**EXCERPT**:

Pretty graph, could be made even prettier

Here’s a pretty graph (from Steven Levitt, who says “found on the web” but I don’t know the original source):

Birthsbymonth.jpg

This is a good one for your stat classes. My only suggestions:

1. Get rid of the dual-colored points. What’s that all about? One color per line, please! As Tufte might say, this is a pretty graph on its own, it doesn’t need to get all dolled up. Better to reveal its natural beauty through simple, tasteful attire.

2. Normalize each month’s data by the #days in the month. Correcting for the “30 days hath September” effect will give a smoother and more meaningful graph.

3. Something wacky happened with the y-axis: the “6” is too close to the “7”. Actually, I think it would be fine to just label the axis at 6, 8, 10,… Not that it was necessarily worth the effort to do it in this particular case, just thinking about this one to illustrate general principles. Ideally, the graphing software would make smart choices here.

4. (This takes a bit more work, but…) consider putting +/- 1 s.e. bounds on the hockey-player data. Hmm, I can do it right now….761/12 = 63, so we’re talking about relative errors of approximately 1/sqrt(63)=1/8, so the estimates are on the order of 8% +/- 1%.

P.S. See Junk Charts for more.

5 thoughts on “Pretty graph, could be made even prettier

  1. You didn't check the comments in the post. I discovered that Levitt got this graph from an astrology site! I also hypothesize that the reason that Levitt failed to provide a link — even though he almost always does in his other posts — is that he was embarrassed to admit the source for the graph.

    Despite the source, I think that the data is probably correct. See the comments for a full discussion. Alas, it also seems clear that the New York Times article that started the conversation is almost total hokum.

**EXCERPTED RECORDS**:
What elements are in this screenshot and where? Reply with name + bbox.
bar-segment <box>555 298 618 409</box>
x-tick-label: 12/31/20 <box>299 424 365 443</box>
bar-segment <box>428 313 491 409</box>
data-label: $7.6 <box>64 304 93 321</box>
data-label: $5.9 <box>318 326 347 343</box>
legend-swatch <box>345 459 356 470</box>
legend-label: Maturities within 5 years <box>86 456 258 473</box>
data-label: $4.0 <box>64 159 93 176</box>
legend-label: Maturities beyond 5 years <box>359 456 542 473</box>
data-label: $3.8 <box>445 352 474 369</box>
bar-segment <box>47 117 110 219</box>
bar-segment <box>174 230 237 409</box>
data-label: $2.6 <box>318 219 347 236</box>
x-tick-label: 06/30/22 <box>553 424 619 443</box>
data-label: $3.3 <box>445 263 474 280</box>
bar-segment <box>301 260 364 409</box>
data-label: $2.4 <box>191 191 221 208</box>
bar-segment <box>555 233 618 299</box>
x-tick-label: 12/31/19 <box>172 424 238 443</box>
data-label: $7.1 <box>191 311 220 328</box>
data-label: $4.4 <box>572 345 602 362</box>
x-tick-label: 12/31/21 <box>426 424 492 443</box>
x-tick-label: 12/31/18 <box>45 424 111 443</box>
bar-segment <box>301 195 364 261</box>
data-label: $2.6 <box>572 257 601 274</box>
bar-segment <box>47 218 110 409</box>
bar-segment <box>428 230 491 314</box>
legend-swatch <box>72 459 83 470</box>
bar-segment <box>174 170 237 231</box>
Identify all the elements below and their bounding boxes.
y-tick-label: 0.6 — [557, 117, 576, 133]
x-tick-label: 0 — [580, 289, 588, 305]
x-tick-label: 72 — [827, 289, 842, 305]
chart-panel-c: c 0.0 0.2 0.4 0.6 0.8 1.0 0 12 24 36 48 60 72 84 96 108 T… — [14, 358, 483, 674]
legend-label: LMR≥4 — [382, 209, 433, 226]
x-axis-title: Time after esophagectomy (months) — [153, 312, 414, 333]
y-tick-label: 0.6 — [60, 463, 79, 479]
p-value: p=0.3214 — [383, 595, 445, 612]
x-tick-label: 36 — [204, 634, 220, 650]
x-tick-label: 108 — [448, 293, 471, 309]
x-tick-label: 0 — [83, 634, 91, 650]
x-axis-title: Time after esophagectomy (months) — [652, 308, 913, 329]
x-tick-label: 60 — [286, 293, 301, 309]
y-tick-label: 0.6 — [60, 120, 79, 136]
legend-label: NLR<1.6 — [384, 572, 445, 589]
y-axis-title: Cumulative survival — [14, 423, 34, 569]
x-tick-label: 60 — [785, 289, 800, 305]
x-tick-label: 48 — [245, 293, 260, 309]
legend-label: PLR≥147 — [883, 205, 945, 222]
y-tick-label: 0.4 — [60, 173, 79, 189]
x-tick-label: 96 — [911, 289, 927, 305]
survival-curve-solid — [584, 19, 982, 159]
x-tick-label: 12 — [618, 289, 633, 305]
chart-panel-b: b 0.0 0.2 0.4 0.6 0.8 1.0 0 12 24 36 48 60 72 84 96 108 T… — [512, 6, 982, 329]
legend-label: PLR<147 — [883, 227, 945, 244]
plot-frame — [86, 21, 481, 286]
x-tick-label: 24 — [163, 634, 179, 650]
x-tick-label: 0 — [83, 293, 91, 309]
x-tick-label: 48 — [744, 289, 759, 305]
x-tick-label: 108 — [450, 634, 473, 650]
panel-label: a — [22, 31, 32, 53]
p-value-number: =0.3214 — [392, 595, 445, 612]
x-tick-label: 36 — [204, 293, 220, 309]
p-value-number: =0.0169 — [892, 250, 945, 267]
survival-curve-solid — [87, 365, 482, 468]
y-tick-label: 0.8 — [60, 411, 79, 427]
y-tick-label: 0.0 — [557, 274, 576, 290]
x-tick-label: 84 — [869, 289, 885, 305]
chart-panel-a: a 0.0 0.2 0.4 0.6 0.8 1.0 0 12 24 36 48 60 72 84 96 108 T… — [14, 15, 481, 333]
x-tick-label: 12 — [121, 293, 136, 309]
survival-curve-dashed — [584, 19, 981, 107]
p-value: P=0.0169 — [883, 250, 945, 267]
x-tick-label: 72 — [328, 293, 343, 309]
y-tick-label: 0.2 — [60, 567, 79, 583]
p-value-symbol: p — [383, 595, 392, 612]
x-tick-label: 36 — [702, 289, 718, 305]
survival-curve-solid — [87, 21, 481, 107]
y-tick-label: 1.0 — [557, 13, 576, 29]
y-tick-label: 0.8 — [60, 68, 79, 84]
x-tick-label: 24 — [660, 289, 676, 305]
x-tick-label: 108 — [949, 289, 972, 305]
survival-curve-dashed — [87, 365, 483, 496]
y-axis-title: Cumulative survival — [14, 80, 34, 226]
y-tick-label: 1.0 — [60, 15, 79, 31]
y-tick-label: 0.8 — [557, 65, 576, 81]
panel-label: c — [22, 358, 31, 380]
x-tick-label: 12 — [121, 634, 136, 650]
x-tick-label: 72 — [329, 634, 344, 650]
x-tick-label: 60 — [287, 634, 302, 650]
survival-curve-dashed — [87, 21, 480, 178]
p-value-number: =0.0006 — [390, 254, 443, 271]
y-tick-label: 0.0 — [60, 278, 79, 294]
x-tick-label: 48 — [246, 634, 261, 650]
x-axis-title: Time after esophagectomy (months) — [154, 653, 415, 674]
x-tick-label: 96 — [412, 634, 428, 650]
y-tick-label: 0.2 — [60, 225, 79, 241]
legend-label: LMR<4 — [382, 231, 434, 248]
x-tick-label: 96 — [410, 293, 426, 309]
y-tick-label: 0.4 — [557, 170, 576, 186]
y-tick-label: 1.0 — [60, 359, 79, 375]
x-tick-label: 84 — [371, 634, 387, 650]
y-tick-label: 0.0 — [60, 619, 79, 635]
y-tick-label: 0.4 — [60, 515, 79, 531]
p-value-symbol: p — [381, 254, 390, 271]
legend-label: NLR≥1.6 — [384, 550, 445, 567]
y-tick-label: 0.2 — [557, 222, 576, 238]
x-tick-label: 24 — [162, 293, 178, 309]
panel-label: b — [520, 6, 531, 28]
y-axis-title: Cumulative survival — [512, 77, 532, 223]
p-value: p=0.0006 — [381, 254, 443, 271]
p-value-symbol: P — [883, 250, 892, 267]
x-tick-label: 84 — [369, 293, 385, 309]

--

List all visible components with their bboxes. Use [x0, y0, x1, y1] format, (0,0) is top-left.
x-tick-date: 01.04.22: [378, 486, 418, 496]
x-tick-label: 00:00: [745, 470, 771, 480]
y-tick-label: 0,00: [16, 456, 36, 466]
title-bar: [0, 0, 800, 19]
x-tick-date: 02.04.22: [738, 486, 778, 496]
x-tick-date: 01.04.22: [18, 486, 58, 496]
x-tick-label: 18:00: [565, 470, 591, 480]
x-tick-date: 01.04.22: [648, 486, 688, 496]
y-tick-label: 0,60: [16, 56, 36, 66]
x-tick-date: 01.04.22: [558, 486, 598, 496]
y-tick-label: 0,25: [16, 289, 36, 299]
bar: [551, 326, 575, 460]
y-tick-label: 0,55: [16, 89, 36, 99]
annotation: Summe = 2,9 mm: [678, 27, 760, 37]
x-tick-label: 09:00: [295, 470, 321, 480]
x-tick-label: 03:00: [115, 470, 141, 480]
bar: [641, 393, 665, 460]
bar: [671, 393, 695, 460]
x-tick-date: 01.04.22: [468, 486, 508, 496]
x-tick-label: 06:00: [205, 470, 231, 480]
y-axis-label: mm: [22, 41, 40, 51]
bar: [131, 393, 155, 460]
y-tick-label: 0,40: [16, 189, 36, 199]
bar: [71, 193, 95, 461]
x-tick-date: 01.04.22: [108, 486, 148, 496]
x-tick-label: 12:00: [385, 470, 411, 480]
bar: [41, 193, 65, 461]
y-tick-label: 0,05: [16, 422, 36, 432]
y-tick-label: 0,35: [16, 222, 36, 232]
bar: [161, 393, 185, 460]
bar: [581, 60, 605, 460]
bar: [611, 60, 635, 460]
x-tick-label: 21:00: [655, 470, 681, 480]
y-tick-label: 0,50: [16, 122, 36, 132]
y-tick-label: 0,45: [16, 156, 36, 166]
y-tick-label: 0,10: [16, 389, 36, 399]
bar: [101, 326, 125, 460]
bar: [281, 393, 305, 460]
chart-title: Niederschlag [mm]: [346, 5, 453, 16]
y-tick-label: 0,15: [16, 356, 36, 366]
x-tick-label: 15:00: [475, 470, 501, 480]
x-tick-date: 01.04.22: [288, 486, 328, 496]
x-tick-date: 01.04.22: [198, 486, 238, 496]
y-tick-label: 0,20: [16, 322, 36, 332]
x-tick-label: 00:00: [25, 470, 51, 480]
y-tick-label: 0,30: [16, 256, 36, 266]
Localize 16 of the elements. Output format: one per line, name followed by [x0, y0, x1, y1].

**EXERCISE PROMPT**: Continue the blog post about the births-by-month graph, picking up after its last sentence. The listing has no connection to the blog post about the births-by-month graph.

**RESULT**:
    Beware the riches of fame.

  2. Great post as usual. Especially #4. I haven't seen the "overwhelming" evidence that Freakonomics alleged to exist but judging from the sample size, and that sampling variation, it is unclear whether we should immediately jump to the stage of explaining the trend. The current discussion smacks of using our creativity to explain potentially spurious patterns.

    Another distortion introduced by this chart is the rounding used for the NHL line but not for the other two lines.

    I expanded upon your #4 on my blog.

  3. My first thought was that one color in each series is used for 31-day months, another for shorter months, but this is not true, since July and August would then have the same color.

    Note the alternation in the U.S. and Canada data: Jan high, Feb low, Mar high, April low, May high…, which is what we would expect of course.

    Apologies if I'm just stating the obvious.

  4. An astrology site, huh? Astrology is an example of the rule that, the lower your signal-to-noise ratio, the stronger your statistics need to be. Astrologers and ESP researchers are statistical experts by necessity.

Comments are closed.